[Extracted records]
----
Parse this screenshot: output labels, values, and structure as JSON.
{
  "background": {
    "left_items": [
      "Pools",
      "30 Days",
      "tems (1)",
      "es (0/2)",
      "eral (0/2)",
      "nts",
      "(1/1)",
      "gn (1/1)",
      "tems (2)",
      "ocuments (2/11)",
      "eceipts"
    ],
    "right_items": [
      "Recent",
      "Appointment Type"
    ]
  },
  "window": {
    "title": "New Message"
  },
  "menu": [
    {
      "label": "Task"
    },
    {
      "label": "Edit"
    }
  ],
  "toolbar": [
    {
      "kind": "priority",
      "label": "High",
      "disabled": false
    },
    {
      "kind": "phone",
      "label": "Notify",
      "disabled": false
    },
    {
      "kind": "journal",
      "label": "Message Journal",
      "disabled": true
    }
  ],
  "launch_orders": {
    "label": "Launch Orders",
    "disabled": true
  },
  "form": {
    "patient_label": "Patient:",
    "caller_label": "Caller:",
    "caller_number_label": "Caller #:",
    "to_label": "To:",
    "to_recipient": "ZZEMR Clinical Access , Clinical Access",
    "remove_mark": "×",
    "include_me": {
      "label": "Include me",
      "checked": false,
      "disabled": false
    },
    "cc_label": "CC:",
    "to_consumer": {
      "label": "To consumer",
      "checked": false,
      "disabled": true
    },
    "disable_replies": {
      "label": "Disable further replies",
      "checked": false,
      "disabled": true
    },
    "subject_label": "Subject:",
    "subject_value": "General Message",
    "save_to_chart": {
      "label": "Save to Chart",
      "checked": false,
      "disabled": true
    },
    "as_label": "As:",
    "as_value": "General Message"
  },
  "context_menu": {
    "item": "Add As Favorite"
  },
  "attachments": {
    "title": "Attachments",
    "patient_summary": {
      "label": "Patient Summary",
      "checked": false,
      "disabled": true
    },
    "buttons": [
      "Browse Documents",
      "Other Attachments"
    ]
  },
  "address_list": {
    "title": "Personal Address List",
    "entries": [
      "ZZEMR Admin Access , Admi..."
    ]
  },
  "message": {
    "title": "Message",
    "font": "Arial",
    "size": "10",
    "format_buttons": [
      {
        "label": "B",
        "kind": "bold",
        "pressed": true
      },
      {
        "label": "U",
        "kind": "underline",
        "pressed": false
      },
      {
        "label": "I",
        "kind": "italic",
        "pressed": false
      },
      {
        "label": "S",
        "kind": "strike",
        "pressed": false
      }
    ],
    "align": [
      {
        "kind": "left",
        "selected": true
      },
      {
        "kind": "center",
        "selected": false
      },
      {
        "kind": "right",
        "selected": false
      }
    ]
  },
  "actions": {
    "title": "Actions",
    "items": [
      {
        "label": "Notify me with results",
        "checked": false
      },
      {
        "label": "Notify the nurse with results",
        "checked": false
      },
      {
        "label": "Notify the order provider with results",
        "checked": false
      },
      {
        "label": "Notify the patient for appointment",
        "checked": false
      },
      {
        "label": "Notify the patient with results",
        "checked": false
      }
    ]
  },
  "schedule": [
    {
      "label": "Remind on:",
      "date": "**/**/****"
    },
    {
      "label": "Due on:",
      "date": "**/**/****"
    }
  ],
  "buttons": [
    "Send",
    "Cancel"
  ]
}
----
> _Goal_: Show all lines from the listing above in which "kind" appears.

> _Expected answer_:
      "kind": "priority",
      "kind": "phone",
      "kind": "journal",
        "kind": "bold",
        "kind": "underline",
        "kind": "italic",
        "kind": "strike",
        "kind": "left",
        "kind": "center",
        "kind": "right",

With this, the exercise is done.